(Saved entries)

+ + + + +

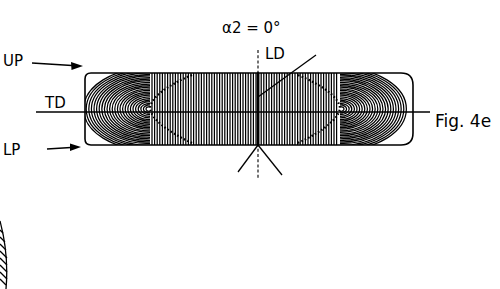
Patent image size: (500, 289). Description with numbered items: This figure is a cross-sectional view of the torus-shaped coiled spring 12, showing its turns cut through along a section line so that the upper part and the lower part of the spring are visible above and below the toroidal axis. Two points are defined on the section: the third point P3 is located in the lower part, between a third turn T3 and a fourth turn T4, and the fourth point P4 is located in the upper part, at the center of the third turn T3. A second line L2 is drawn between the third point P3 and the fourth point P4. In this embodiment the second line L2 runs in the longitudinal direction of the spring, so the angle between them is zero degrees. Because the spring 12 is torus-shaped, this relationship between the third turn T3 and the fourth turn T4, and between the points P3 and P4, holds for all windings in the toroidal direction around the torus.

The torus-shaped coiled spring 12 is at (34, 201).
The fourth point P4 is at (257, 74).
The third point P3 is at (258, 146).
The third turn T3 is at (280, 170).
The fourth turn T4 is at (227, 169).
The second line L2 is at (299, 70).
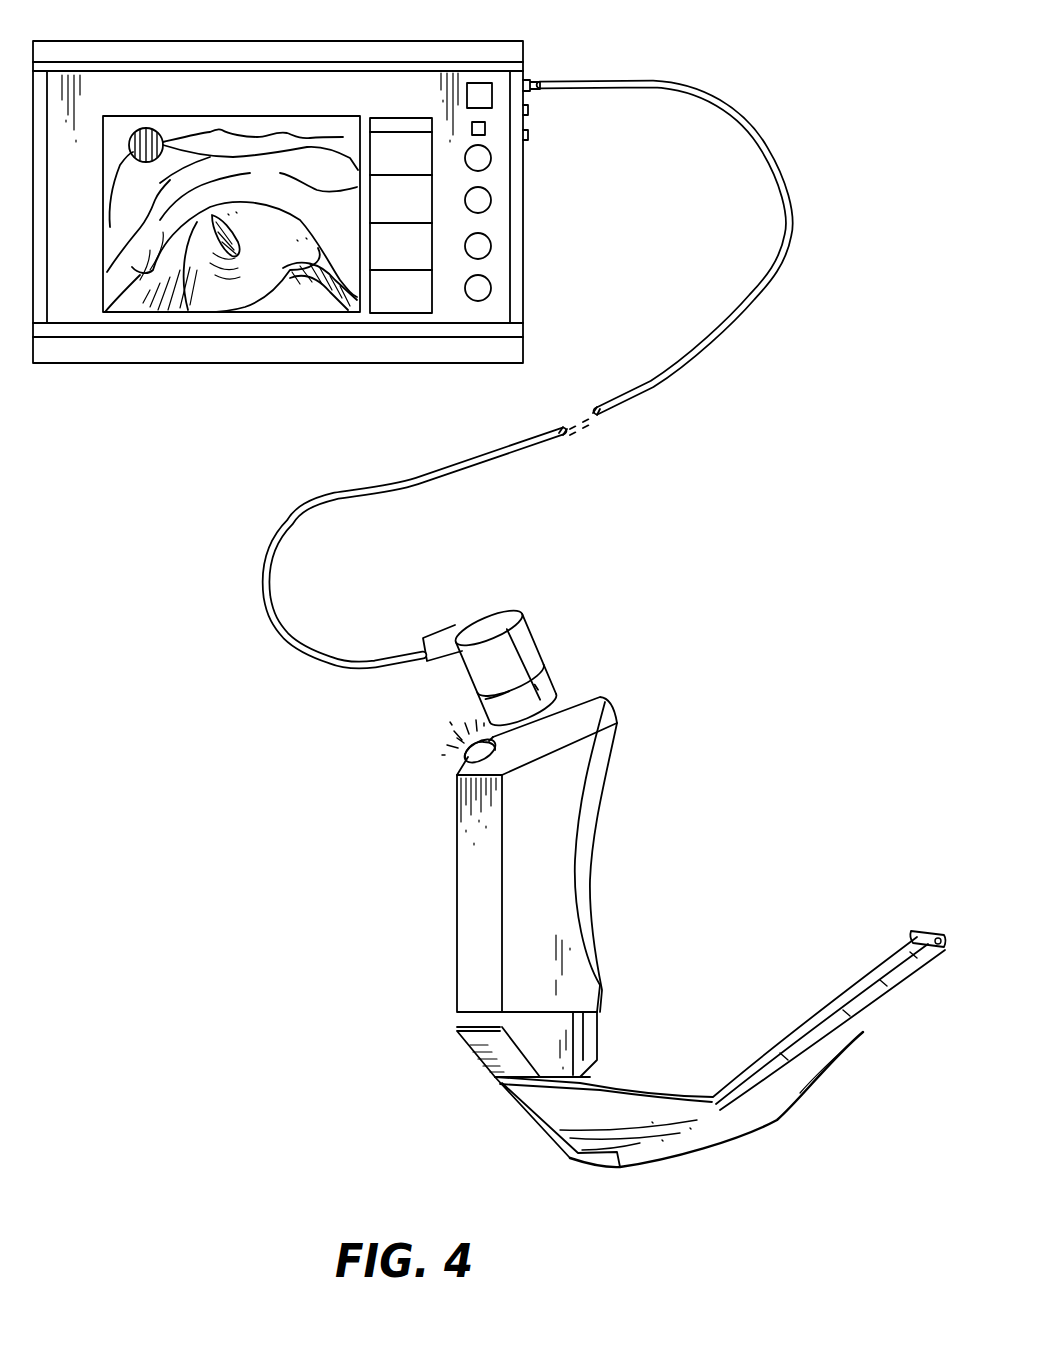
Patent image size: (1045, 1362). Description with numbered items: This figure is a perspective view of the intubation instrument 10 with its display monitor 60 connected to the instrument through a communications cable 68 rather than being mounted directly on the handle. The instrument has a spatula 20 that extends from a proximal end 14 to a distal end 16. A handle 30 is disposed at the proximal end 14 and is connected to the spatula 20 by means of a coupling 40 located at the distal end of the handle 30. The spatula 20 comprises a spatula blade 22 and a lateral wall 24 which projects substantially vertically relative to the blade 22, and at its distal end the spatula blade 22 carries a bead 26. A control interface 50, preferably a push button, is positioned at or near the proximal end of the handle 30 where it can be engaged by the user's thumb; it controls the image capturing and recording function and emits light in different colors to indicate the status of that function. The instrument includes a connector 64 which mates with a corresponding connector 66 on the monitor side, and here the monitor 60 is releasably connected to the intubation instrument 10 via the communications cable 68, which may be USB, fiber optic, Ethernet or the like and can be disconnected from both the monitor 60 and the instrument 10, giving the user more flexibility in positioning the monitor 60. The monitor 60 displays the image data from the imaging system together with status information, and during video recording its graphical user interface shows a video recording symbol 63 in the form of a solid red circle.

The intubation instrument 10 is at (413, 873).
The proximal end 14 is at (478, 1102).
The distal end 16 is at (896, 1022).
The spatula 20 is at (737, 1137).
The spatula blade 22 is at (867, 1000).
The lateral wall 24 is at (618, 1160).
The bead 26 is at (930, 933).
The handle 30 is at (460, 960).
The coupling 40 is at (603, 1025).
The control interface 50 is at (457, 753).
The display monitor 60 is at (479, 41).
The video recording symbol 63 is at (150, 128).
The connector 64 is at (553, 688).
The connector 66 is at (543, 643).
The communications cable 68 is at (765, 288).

+ + + + +

Turn the lines of the material above into a JSON list of strings, one string per line, skipping blank lines and the picture lines.

[
  "Patent image size: (500, 289). Description with numbered items: This figure is a cross-sectional view of the torus-shaped coiled spring 12, showing its turns cut through along a section line so that the upper part and the lower part of the spring are visible above and below the toroidal axis. Two points are defined on the section: the third point P3 is located in the lower part, between a third turn T3 and a fourth turn T4, and the fourth point P4 is located in the upper part, at the center of the third turn T3. A second line L2 is drawn between the third point P3 and the fourth point P4. In this embodiment the second line L2 runs in the longitudinal direction of the spring, so the angle between them is zero degrees. Because the spring 12 is torus-shaped, this relationship between the third turn T3 and the fourth turn T4, and between the points P3 and P4, holds for all windings in the toroidal direction around the torus.",
  "The torus-shaped coiled spring 12 is at (34, 201).",
  "The fourth point P4 is at (257, 74).",
  "The third point P3 is at (258, 146).",
  "The third turn T3 is at (280, 170).",
  "The fourth turn T4 is at (227, 169).",
  "The second line L2 is at (299, 70).",
  "Patent image size: (1045, 1362). Description with numbered items: This figure is a perspective view of the intubation instrument 10 with its display monitor 60 connected to the instrument through a communications cable 68 rather than being mounted directly on the handle. The instrument has a spatula 20 that extends from a proximal end 14 to a distal end 16. A handle 30 is disposed at the proximal end 14 and is connected to the spatula 20 by means of a coupling 40 located at the distal end of the handle 30. The spatula 20 comprises a spatula blade 22 and a lateral wall 24 which projects substantially vertically relative to the blade 22, and at its distal end the spatula blade 22 carries a bead 26. A control interface 50, preferably a push button, is positioned at or near the proximal end of the handle 30 where it can be engaged by the user's thumb; it controls the image capturing and recording function and emits light in different colors to indicate the status of that function. The instrument includes a connector 64 which mates with a corresponding connector 66 on the monitor side, and here the monitor 60 is releasably connected to the intubation instrument 10 via the communications cable 68, which may be USB, fiber optic, Ethernet or the like and can be disconnected from both the monitor 60 and the instrument 10, giving the user more flexibility in positioning the monitor 60. The monitor 60 displays the image data from the imaging system together with status information, and during video recording its graphical user interface shows a video recording symbol 63 in the form of a solid red circle.",
  "The intubation instrument 10 is at (413, 873).",
  "The proximal end 14 is at (478, 1102).",
  "The distal end 16 is at (896, 1022).",
  "The spatula 20 is at (737, 1137).",
  "The spatula blade 22 is at (867, 1000).",
  "The lateral wall 24 is at (618, 1160).",
  "The bead 26 is at (930, 933).",
  "The handle 30 is at (460, 960).",
  "The coupling 40 is at (603, 1025).",
  "The control interface 50 is at (457, 753).",
  "The display monitor 60 is at (479, 41).",
  "The video recording symbol 63 is at (150, 128).",
  "The connector 64 is at (553, 688).",
  "The connector 66 is at (543, 643).",
  "The communications cable 68 is at (765, 288)."
]